Written request >>
In the items that follow, switch every occurrence of "data-point" to "marker" and reproduce all lines otherwise unchanged, leaving the pictures out.

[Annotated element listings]

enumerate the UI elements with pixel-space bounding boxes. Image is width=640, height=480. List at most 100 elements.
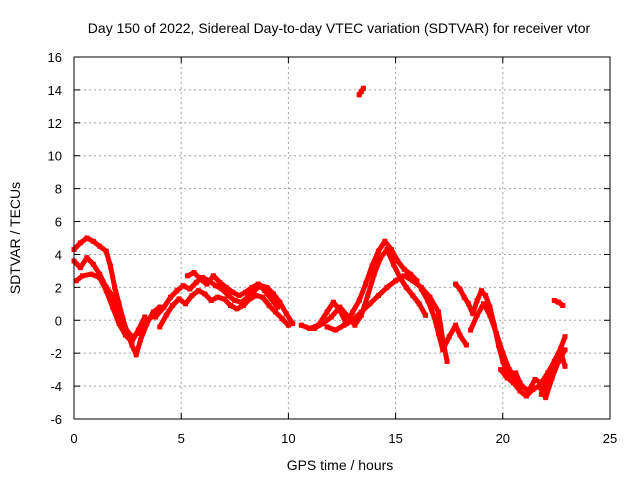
data-point [478,288,484,294]
data-point [103,248,109,254]
data-point [560,303,566,308]
data-point [453,322,459,328]
data-point [393,278,399,284]
x-axis-title: GPS time / hours [287,457,394,473]
y-tick-label: 14 [48,83,62,98]
data-point [545,377,551,382]
data-point [142,321,148,327]
data-point [375,248,381,254]
y-tick-label: 16 [48,50,62,65]
data-point [558,349,564,354]
data-point [356,298,362,303]
chart-title: Day 150 of 2022, Sidereal Day-to-day VTE… [88,20,591,36]
data-point [161,304,167,310]
data-point [330,299,336,305]
data-point [538,380,544,386]
data-point [116,301,122,307]
data-point [221,296,227,302]
data-point [337,304,343,310]
data-point [253,293,259,299]
data-point [333,327,339,333]
tick-marks [73,56,611,420]
data-point [213,283,218,289]
data-point [283,311,289,317]
data-point [500,350,506,356]
series-trace-11 [418,286,469,353]
data-point [270,291,276,297]
data-point [414,278,420,284]
y-tick-label: 12 [48,116,62,131]
data-point [116,309,122,315]
data-point [382,238,388,244]
data-point [264,284,270,290]
data-point [551,360,557,366]
data-point [176,296,182,302]
data-point [97,243,103,249]
data-point [107,263,113,269]
data-point [463,342,469,348]
x-tick-labels: 0 5 10 15 20 25 [70,431,617,446]
data-point [466,301,471,307]
data-point [403,284,409,290]
data-point [193,279,199,285]
data-point [247,296,253,302]
data-point [356,92,362,98]
data-point [410,278,416,284]
data-point [84,235,90,241]
data-point [511,380,516,386]
data-point [446,334,452,340]
data-point [174,288,180,294]
data-point [558,345,564,351]
data-point [371,271,377,277]
series-line [153,275,296,327]
y-tick-label: 0 [55,313,62,328]
data-point [487,304,493,310]
data-point [268,296,274,302]
series-trace-1 [71,235,163,358]
data-point [133,352,139,358]
data-point [549,375,555,381]
data-point [506,367,512,373]
y-tick-label: 6 [55,215,62,230]
data-point [341,322,347,328]
data-point [375,293,381,299]
data-point [195,288,201,294]
data-point [185,273,191,279]
data-point [148,314,154,320]
data-point [84,255,90,261]
data-point [388,247,394,252]
data-point [223,284,229,290]
data-point [474,312,480,318]
data-point [135,327,141,333]
data-point [436,330,441,336]
y-tick-label: -4 [50,379,62,394]
data-point [202,291,208,297]
data-point [157,304,163,310]
data-point [556,358,561,364]
data-point [123,326,128,331]
series-trace-3 [73,271,148,345]
data-point [408,271,414,277]
data-point [483,293,489,299]
data-point [378,255,384,261]
data-point [285,322,291,328]
y-tick-label: 10 [48,149,62,164]
data-point [367,301,373,307]
data-point [350,309,356,315]
data-point [138,337,143,343]
data-point [352,322,358,328]
data-point [307,326,313,331]
data-point [180,283,186,289]
data-point [532,377,538,382]
data-point [88,271,94,277]
data-point [97,271,103,277]
y-tick-label: -2 [50,346,62,361]
data-point [219,286,225,292]
data-point [427,294,433,300]
data-point [279,316,285,322]
data-point [153,314,158,320]
data-point [262,288,268,294]
data-point [440,347,446,353]
x-tick-label: 10 [281,431,295,446]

Final answer >>
enumerate the UI elements with pixel-space bounding boxes. Image is width=640, height=480. List at most 100 elements.
marker [478,288,484,294]
marker [103,248,109,254]
marker [560,303,566,308]
marker [453,322,459,328]
marker [393,278,399,284]
x-axis-title: GPS time / hours [287,457,394,473]
y-tick-label: 14 [48,83,62,98]
marker [545,377,551,382]
marker [142,321,148,327]
marker [375,248,381,254]
y-tick-label: 16 [48,50,62,65]
marker [558,349,564,354]
marker [356,298,362,303]
chart-title: Day 150 of 2022, Sidereal Day-to-day VTE… [88,20,591,36]
marker [161,304,167,310]
marker [330,299,336,305]
marker [538,380,544,386]
marker [116,301,122,307]
marker [221,296,227,302]
marker [337,304,343,310]
marker [253,293,259,299]
marker [333,327,339,333]
tick-marks [73,56,611,420]
marker [213,283,218,289]
marker [283,311,289,317]
marker [500,350,506,356]
series-trace-11 [418,286,469,353]
marker [270,291,276,297]
marker [414,278,420,284]
y-tick-label: 12 [48,116,62,131]
marker [116,309,122,315]
marker [382,238,388,244]
marker [264,284,270,290]
marker [551,360,557,366]
marker [176,296,182,302]
marker [97,243,103,249]
marker [107,263,113,269]
marker [463,342,469,348]
x-tick-labels: 0 5 10 15 20 25 [70,431,617,446]
marker [466,301,471,307]
marker [403,284,409,290]
marker [193,279,199,285]
marker [247,296,253,302]
marker [356,92,362,98]
marker [410,278,416,284]
marker [84,235,90,241]
marker [511,380,516,386]
marker [446,334,452,340]
marker [174,288,180,294]
marker [558,345,564,351]
marker [371,271,377,277]
series-line [153,275,296,327]
y-tick-label: 0 [55,313,62,328]
marker [487,304,493,310]
marker [268,296,274,302]
series-trace-1 [71,235,163,358]
marker [133,352,139,358]
marker [549,375,555,381]
marker [506,367,512,373]
y-tick-label: 6 [55,215,62,230]
marker [341,322,347,328]
marker [375,293,381,299]
marker [195,288,201,294]
marker [185,273,191,279]
marker [148,314,154,320]
marker [84,255,90,261]
marker [388,247,394,252]
marker [223,284,229,290]
marker [474,312,480,318]
marker [135,327,141,333]
marker [436,330,441,336]
y-tick-label: -4 [50,379,62,394]
marker [202,291,208,297]
marker [157,304,163,310]
marker [556,358,561,364]
marker [123,326,128,331]
series-trace-3 [73,271,148,345]
marker [408,271,414,277]
marker [483,293,489,299]
marker [378,255,384,261]
marker [285,322,291,328]
y-tick-label: 10 [48,149,62,164]
marker [367,301,373,307]
marker [350,309,356,315]
marker [138,337,143,343]
marker [352,322,358,328]
marker [307,326,313,331]
marker [180,283,186,289]
marker [532,377,538,382]
marker [88,271,94,277]
marker [97,271,103,277]
y-tick-label: -2 [50,346,62,361]
marker [219,286,225,292]
marker [427,294,433,300]
marker [279,316,285,322]
marker [153,314,158,320]
marker [262,288,268,294]
marker [440,347,446,353]
x-tick-label: 10 [281,431,295,446]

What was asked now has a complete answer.